___ RECORDS TO USE ___

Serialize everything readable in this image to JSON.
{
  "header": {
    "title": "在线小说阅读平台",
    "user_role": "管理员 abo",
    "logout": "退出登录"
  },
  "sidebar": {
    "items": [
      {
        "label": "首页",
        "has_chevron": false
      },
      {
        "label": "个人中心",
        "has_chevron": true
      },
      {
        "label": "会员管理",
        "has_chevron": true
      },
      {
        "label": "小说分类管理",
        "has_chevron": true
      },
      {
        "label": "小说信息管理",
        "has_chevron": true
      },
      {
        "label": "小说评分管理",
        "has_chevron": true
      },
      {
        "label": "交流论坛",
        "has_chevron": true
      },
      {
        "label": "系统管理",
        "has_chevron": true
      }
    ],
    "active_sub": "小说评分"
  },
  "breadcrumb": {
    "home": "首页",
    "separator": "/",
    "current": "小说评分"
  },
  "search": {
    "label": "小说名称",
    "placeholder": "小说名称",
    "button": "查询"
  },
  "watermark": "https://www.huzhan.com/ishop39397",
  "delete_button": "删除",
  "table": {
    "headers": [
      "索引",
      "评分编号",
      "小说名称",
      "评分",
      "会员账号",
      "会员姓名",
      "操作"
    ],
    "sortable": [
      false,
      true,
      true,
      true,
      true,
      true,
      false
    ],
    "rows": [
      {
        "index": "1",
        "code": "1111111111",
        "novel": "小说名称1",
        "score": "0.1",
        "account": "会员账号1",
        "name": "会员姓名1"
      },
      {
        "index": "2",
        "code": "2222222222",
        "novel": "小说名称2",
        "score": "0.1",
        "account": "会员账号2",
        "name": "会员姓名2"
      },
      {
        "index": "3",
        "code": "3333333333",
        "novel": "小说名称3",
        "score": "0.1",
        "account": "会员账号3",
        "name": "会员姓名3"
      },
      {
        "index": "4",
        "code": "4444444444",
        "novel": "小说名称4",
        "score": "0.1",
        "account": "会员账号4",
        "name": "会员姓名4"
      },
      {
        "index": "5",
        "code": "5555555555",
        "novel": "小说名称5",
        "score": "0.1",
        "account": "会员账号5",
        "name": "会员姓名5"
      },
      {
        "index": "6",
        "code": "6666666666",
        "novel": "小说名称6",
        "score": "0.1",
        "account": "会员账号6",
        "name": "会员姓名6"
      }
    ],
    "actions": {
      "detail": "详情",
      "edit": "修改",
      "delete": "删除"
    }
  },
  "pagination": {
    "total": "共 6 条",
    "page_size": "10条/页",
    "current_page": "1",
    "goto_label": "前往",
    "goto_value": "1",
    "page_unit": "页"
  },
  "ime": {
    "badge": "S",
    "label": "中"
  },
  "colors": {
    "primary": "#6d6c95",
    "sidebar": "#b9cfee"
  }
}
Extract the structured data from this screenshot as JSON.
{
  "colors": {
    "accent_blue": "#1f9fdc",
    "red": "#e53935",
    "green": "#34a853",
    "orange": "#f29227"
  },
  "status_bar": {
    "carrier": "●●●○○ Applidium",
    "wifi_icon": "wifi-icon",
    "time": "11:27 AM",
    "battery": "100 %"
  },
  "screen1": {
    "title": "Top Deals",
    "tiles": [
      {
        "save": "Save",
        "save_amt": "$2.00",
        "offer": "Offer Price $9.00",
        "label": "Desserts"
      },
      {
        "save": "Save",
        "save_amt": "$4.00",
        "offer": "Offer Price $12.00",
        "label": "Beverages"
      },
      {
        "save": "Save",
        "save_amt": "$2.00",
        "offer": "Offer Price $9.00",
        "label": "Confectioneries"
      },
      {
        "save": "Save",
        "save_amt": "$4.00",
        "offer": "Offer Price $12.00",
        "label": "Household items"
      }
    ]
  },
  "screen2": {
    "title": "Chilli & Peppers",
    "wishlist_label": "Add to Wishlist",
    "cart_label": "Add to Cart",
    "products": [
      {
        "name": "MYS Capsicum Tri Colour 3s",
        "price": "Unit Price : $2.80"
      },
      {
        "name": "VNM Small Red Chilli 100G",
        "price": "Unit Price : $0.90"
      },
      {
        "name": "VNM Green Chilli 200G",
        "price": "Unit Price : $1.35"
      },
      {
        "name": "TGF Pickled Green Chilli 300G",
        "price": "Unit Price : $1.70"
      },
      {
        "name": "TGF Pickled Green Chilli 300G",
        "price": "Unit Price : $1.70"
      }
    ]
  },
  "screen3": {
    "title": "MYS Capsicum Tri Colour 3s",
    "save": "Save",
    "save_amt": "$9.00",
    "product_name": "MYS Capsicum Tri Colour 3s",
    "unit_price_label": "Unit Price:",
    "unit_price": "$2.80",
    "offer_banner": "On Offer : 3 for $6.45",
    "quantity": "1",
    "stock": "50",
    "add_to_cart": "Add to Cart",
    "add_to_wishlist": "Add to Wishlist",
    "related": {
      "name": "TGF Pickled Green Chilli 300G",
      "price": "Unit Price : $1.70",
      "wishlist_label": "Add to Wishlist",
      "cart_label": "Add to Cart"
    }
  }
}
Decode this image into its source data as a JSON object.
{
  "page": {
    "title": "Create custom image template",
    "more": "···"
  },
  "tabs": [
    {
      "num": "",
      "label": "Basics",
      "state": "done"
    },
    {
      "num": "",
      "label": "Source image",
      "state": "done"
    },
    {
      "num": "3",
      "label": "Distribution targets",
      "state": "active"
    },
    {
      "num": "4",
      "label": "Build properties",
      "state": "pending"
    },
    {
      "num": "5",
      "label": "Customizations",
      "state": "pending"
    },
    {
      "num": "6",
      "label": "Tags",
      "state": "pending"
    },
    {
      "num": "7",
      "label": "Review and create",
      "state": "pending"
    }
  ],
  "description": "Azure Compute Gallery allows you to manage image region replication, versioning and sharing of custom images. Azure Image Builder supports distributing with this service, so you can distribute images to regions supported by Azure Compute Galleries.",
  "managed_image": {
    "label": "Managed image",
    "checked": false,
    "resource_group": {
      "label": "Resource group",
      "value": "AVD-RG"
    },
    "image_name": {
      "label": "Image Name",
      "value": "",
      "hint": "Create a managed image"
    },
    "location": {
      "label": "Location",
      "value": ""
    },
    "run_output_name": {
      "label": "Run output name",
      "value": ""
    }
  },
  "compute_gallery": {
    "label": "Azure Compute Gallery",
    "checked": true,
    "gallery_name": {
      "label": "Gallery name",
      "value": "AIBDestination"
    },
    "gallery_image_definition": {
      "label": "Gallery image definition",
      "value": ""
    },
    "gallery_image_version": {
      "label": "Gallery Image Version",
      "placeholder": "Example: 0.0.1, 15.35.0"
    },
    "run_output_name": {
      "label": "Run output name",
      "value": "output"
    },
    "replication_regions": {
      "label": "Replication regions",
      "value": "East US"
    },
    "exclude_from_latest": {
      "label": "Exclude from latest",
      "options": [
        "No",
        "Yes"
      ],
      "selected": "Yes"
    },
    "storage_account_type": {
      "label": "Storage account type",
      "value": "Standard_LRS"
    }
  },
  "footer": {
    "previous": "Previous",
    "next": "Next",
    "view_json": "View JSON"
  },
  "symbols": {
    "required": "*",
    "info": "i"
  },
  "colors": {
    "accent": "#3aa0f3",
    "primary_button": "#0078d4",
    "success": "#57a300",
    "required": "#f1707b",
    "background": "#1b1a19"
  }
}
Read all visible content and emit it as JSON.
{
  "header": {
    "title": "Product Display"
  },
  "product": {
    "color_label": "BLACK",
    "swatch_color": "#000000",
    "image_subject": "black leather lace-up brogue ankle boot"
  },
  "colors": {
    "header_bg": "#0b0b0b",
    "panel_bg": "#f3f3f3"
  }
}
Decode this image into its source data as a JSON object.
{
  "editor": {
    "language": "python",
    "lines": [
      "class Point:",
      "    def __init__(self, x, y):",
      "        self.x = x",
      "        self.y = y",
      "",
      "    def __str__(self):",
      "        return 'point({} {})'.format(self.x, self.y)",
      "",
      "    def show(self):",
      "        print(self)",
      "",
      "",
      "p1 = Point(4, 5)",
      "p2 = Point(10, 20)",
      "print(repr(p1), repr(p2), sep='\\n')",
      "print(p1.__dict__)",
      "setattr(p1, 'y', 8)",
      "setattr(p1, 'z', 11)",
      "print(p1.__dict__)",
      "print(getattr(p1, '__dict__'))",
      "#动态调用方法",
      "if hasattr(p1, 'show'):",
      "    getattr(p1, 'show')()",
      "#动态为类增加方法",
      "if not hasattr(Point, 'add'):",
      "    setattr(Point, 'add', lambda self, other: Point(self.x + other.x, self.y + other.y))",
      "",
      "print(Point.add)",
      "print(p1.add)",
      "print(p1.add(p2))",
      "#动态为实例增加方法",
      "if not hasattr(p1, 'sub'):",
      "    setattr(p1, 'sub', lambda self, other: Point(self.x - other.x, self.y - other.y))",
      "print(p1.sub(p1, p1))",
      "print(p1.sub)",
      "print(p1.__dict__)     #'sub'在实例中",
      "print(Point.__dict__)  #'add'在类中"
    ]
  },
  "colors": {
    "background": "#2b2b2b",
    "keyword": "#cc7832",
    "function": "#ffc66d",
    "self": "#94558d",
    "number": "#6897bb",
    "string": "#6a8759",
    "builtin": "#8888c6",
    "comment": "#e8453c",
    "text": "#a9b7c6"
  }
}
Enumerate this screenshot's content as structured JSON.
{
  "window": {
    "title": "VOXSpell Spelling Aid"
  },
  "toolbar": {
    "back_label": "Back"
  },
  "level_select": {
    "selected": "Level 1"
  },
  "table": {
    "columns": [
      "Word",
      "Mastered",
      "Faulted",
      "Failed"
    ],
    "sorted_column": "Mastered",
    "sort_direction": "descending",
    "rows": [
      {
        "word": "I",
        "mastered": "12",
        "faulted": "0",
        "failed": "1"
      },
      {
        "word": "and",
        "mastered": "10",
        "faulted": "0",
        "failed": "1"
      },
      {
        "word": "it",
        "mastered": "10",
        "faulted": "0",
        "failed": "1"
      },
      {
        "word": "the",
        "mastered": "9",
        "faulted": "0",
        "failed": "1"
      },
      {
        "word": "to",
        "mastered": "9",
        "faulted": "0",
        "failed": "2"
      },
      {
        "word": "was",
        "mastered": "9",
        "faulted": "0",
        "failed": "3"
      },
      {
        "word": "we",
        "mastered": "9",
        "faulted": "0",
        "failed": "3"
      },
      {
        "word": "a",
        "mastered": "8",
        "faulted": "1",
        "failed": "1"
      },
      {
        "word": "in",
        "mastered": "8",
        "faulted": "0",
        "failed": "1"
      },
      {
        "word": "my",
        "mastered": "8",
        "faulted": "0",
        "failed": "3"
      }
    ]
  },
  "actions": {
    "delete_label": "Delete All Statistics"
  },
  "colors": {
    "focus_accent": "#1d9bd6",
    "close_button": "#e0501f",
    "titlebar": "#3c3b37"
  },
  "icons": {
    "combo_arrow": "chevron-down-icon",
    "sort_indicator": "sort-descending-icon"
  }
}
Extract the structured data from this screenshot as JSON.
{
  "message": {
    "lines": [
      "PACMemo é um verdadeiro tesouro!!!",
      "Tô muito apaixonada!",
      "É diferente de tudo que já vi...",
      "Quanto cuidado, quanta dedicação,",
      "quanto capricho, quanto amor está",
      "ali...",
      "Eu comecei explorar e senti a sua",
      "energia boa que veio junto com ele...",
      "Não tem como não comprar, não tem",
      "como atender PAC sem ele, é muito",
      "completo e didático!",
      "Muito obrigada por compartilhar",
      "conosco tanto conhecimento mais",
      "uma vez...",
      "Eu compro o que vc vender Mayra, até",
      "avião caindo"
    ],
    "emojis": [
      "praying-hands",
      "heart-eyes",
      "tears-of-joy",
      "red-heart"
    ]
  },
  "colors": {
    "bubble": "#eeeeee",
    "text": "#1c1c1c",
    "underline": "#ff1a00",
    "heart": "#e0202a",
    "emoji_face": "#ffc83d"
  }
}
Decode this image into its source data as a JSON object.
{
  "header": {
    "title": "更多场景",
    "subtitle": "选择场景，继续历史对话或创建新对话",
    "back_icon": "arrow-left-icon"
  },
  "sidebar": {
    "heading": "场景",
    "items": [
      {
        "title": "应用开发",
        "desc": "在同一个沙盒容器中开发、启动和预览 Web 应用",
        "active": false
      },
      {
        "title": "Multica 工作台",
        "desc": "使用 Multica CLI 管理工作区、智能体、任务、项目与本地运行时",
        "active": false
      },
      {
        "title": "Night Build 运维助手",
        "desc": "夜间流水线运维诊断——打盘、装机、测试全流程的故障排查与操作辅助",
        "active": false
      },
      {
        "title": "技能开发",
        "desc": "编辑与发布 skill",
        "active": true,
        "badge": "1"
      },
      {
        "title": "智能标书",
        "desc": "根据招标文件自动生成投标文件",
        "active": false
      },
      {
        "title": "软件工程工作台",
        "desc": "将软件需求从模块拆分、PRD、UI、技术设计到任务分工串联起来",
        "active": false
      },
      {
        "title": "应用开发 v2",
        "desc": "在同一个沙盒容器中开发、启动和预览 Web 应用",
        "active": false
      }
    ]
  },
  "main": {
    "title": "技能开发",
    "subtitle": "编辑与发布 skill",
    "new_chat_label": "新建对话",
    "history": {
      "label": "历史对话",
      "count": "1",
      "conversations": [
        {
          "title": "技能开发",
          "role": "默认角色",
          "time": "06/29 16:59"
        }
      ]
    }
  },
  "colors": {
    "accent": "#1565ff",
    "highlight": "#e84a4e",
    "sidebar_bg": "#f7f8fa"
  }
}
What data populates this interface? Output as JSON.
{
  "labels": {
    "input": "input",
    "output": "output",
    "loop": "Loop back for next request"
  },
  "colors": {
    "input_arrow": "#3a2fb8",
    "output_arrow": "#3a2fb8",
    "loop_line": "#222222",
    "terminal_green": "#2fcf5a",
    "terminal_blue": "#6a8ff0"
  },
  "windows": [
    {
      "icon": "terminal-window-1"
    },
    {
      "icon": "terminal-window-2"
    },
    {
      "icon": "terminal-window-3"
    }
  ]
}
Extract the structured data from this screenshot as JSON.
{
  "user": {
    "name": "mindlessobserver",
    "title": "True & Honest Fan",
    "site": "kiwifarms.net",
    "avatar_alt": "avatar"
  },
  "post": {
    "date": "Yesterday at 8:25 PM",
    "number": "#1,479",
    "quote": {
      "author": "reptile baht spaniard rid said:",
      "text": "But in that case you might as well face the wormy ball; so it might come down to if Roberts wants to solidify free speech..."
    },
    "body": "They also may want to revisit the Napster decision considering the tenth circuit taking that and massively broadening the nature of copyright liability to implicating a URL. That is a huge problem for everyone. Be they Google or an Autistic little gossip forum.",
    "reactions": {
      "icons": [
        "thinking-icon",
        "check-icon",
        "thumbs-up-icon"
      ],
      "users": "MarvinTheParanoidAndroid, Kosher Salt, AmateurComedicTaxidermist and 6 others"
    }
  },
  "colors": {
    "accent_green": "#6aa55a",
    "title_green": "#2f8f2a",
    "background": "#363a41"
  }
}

___

§ REQUIRED TASK
Some lines of the records may hold the word "print". How many do? Answer with a number and nothing else.

§ OUTPUT OF THE EXERCISE
12